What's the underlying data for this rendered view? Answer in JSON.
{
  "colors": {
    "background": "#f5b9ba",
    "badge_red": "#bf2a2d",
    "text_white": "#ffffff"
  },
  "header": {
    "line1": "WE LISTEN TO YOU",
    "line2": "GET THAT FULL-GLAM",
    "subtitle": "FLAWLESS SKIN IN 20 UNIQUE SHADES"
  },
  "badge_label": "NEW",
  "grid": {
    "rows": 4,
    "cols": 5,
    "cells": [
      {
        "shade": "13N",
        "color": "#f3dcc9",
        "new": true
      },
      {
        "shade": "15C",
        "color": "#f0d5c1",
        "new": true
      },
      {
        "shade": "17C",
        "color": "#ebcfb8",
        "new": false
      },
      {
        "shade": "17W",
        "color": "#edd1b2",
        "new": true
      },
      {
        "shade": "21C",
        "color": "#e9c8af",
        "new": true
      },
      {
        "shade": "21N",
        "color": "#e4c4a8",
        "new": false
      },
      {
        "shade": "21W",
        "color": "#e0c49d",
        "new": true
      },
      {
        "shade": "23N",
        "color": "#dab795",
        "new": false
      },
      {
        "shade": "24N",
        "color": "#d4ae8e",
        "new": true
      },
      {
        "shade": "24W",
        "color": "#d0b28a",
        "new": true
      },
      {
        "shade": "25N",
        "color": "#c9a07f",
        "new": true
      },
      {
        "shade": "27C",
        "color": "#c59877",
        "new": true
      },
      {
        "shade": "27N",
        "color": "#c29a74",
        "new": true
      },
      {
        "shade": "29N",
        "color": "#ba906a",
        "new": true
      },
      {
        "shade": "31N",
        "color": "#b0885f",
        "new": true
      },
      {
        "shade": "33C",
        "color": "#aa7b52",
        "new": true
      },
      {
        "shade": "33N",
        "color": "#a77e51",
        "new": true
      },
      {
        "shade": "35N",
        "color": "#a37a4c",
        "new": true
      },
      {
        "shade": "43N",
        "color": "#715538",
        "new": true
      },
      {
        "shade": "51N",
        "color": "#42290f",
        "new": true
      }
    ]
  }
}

------------

Repeat the material above in full, keeping every word.

FINISHED TASK.
What's the underlying data for this rendered view? Answer in JSON.
{
  "colors": {
    "background": "#f5b9ba",
    "badge_red": "#bf2a2d",
    "text_white": "#ffffff"
  },
  "header": {
    "line1": "WE LISTEN TO YOU",
    "line2": "GET THAT FULL-GLAM",
    "subtitle": "FLAWLESS SKIN IN 20 UNIQUE SHADES"
  },
  "badge_label": "NEW",
  "grid": {
    "rows": 4,
    "cols": 5,
    "cells": [
      {
        "shade": "13N",
        "color": "#f3dcc9",
        "new": true
      },
      {
        "shade": "15C",
        "color": "#f0d5c1",
        "new": true
      },
      {
        "shade": "17C",
        "color": "#ebcfb8",
        "new": false
      },
      {
        "shade": "17W",
        "color": "#edd1b2",
        "new": true
      },
      {
        "shade": "21C",
        "color": "#e9c8af",
        "new": true
      },
      {
        "shade": "21N",
        "color": "#e4c4a8",
        "new": false
      },
      {
        "shade": "21W",
        "color": "#e0c49d",
        "new": true
      },
      {
        "shade": "23N",
        "color": "#dab795",
        "new": false
      },
      {
        "shade": "24N",
        "color": "#d4ae8e",
        "new": true
      },
      {
        "shade": "24W",
        "color": "#d0b28a",
        "new": true
      },
      {
        "shade": "25N",
        "color": "#c9a07f",
        "new": true
      },
      {
        "shade": "27C",
        "color": "#c59877",
        "new": true
      },
      {
        "shade": "27N",
        "color": "#c29a74",
        "new": true
      },
      {
        "shade": "29N",
        "color": "#ba906a",
        "new": true
      },
      {
        "shade": "31N",
        "color": "#b0885f",
        "new": true
      },
      {
        "shade": "33C",
        "color": "#aa7b52",
        "new": true
      },
      {
        "shade": "33N",
        "color": "#a77e51",
        "new": true
      },
      {
        "shade": "35N",
        "color": "#a37a4c",
        "new": true
      },
      {
        "shade": "43N",
        "color": "#715538",
        "new": true
      },
      {
        "shade": "51N",
        "color": "#42290f",
        "new": true
      }
    ]
  }
}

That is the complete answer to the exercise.